* _REQUIRED TASK_
Which lines hold the word "danh"? Show each of them.

* _PROVIDED INFORMATION_
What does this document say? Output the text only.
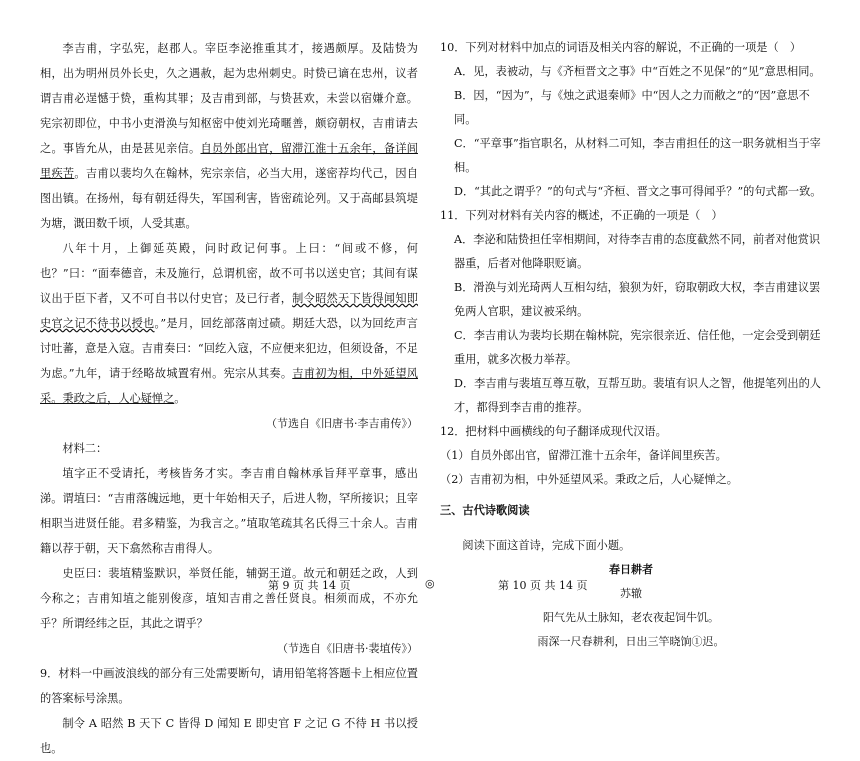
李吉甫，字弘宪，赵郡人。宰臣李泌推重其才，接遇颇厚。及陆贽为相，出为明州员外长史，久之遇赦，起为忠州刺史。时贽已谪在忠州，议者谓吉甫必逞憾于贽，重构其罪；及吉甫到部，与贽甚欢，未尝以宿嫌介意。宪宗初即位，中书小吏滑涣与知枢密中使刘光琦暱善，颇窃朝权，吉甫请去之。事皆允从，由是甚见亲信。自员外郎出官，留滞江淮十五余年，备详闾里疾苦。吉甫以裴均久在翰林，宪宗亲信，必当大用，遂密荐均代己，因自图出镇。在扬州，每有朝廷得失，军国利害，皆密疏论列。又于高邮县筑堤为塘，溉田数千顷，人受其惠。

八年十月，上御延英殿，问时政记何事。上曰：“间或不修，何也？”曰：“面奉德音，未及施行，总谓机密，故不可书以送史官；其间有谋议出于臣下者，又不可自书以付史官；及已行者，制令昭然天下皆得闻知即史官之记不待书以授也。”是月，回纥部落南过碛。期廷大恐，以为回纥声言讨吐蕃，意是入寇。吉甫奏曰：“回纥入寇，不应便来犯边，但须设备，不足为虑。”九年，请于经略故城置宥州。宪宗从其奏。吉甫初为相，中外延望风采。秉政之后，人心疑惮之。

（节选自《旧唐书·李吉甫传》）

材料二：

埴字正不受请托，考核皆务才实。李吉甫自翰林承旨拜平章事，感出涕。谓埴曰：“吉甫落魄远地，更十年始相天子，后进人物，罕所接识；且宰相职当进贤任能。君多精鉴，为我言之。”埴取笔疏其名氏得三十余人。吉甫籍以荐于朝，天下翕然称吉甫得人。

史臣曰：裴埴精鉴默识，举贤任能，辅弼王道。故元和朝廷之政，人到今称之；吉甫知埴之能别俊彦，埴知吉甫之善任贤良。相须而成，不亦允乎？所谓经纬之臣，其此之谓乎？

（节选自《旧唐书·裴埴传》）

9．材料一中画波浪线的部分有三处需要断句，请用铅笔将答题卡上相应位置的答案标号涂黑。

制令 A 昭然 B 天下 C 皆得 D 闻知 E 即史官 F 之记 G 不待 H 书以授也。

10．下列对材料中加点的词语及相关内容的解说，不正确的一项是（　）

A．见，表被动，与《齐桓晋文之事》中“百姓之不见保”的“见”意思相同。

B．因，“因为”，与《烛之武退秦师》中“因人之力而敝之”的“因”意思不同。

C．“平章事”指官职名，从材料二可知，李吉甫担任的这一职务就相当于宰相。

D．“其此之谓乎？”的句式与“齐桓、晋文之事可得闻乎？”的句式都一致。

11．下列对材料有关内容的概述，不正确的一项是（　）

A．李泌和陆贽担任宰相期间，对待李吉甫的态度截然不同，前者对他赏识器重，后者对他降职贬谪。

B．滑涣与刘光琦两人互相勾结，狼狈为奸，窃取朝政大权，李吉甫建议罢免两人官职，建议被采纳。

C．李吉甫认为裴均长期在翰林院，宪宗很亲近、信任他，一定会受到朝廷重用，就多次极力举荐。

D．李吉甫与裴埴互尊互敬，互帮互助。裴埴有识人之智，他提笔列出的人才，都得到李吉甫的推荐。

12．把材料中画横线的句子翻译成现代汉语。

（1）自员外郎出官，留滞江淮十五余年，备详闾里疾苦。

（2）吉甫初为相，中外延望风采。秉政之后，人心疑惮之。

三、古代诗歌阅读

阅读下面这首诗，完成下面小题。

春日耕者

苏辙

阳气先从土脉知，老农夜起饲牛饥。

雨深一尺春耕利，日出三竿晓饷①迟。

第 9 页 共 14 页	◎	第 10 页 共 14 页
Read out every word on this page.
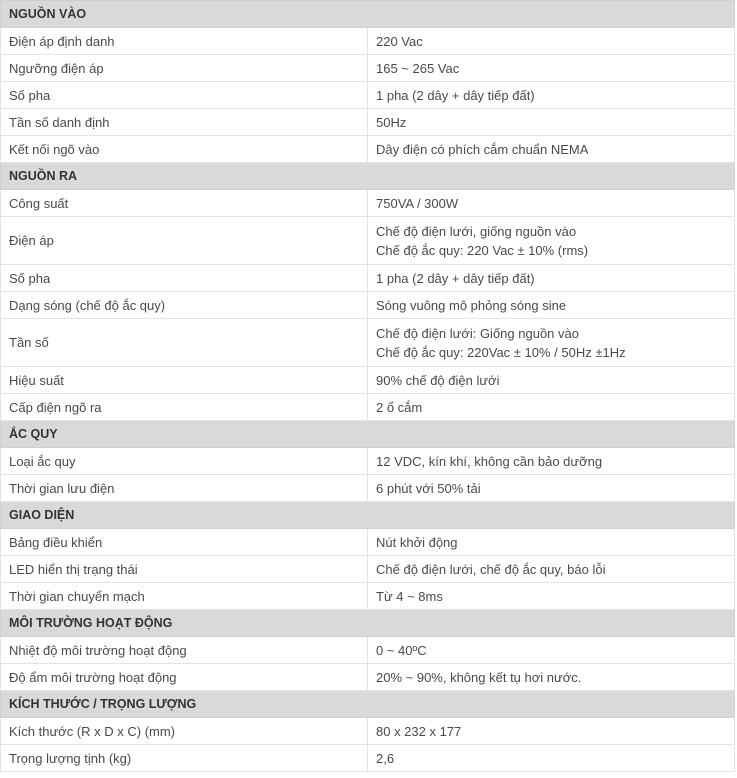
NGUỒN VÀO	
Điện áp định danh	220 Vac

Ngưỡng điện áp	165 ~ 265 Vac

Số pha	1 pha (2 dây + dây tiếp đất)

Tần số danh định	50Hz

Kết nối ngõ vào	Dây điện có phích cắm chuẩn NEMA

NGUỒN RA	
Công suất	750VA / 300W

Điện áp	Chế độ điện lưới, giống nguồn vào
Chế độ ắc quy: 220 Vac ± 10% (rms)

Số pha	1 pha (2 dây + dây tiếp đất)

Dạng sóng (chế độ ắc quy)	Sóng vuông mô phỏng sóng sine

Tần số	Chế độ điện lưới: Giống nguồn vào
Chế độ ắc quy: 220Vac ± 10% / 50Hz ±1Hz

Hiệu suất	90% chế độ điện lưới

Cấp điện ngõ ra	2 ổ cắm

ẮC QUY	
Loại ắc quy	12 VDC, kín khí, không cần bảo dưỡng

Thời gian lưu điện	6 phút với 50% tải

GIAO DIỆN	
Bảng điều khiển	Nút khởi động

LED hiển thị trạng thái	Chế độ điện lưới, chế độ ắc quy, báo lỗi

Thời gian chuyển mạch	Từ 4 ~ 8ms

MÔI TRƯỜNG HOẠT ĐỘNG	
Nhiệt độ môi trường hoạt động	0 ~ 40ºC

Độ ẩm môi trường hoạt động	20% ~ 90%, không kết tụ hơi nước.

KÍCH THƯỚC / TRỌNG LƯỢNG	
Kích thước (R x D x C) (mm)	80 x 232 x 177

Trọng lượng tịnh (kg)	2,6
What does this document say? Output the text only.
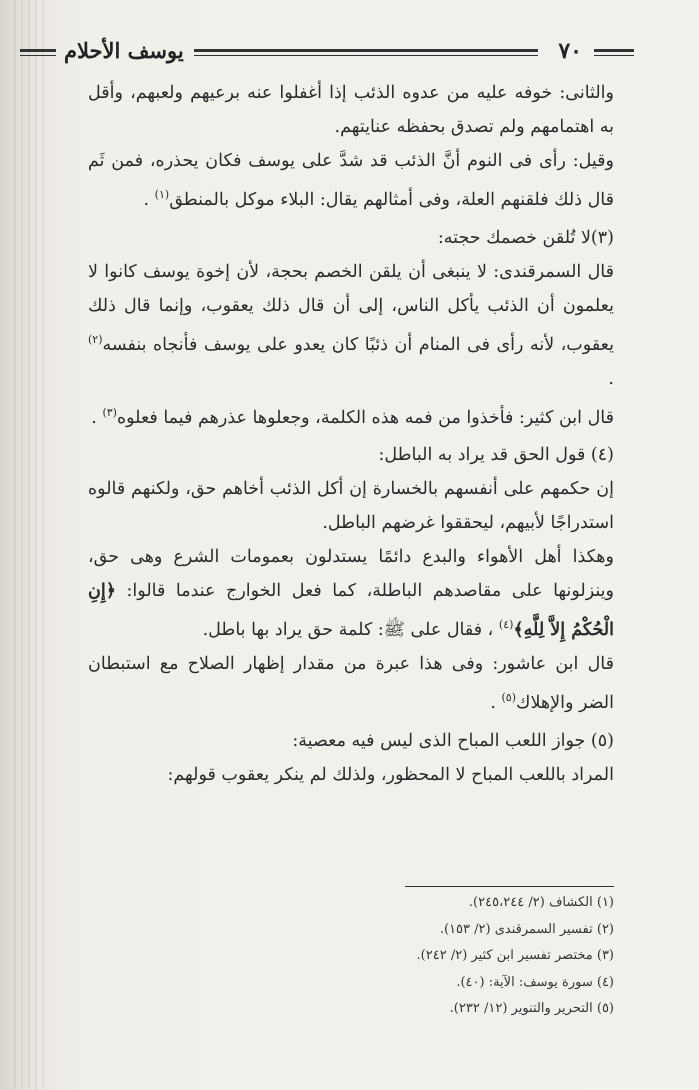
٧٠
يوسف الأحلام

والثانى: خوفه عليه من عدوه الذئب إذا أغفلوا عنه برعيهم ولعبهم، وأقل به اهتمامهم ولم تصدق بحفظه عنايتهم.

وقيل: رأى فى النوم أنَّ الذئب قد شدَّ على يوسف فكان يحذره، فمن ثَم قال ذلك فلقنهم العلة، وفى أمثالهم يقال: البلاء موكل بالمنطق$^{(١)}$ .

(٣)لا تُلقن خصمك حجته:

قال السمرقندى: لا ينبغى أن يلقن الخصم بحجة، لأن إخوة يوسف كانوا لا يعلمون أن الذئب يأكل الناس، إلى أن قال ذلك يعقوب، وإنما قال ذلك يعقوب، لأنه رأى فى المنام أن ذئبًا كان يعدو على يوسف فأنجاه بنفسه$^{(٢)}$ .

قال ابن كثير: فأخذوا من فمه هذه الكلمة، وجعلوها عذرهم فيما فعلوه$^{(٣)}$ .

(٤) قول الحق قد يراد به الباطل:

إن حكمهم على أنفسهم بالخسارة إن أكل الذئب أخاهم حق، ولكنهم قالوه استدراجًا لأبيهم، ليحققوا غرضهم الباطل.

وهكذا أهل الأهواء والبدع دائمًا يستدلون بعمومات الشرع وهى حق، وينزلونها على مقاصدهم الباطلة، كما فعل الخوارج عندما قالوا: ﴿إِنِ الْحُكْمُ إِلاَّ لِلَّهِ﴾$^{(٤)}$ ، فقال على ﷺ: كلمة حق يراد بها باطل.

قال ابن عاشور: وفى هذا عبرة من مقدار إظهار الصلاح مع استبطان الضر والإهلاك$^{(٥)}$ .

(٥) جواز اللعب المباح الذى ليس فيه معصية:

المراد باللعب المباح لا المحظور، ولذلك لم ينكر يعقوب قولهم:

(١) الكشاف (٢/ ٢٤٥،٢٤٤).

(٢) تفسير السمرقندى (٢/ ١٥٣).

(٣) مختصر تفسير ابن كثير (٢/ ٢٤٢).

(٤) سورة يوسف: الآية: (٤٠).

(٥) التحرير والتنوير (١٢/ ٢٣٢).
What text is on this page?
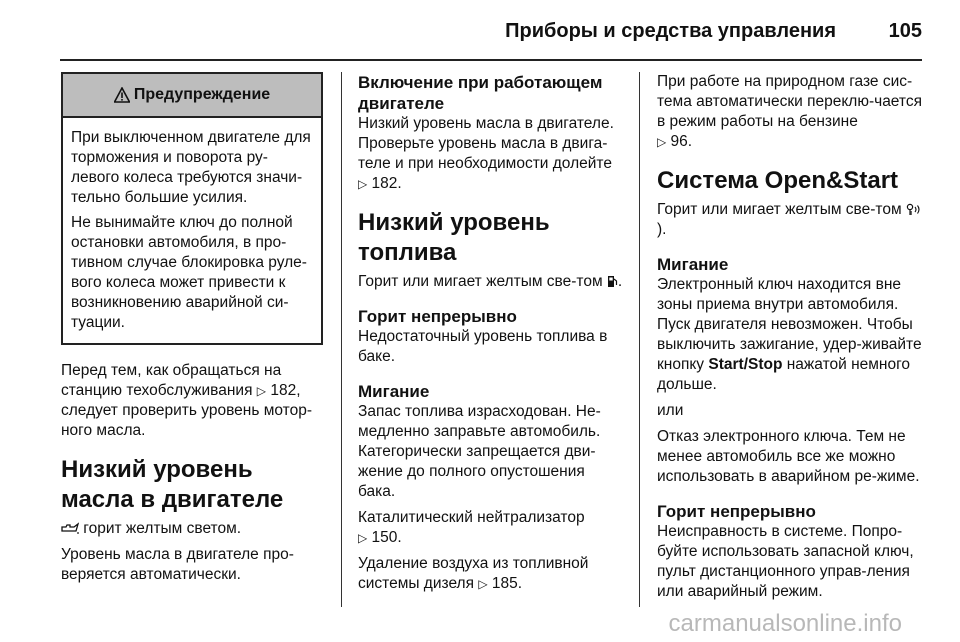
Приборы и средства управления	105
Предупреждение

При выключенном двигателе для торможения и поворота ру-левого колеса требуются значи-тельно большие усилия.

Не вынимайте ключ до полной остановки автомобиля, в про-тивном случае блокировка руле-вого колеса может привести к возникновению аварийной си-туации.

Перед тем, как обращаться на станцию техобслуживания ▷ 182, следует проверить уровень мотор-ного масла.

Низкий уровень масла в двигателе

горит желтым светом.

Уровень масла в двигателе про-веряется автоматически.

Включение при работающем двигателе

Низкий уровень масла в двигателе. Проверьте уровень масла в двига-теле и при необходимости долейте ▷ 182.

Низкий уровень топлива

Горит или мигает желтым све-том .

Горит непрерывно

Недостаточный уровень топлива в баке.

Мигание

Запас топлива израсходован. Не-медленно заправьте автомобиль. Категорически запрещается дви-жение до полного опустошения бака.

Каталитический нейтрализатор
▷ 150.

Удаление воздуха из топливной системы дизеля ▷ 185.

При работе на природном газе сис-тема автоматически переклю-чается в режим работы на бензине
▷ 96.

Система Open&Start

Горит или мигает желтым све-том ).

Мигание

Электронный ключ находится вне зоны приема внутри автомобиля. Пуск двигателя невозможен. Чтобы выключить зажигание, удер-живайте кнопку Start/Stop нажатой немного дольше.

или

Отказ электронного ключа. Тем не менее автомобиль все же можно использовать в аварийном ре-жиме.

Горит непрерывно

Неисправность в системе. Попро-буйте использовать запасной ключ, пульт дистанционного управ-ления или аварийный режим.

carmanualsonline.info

* _THE SOLUTION_
Điện áp định danh	220 Vac
Tần số danh định	50Hz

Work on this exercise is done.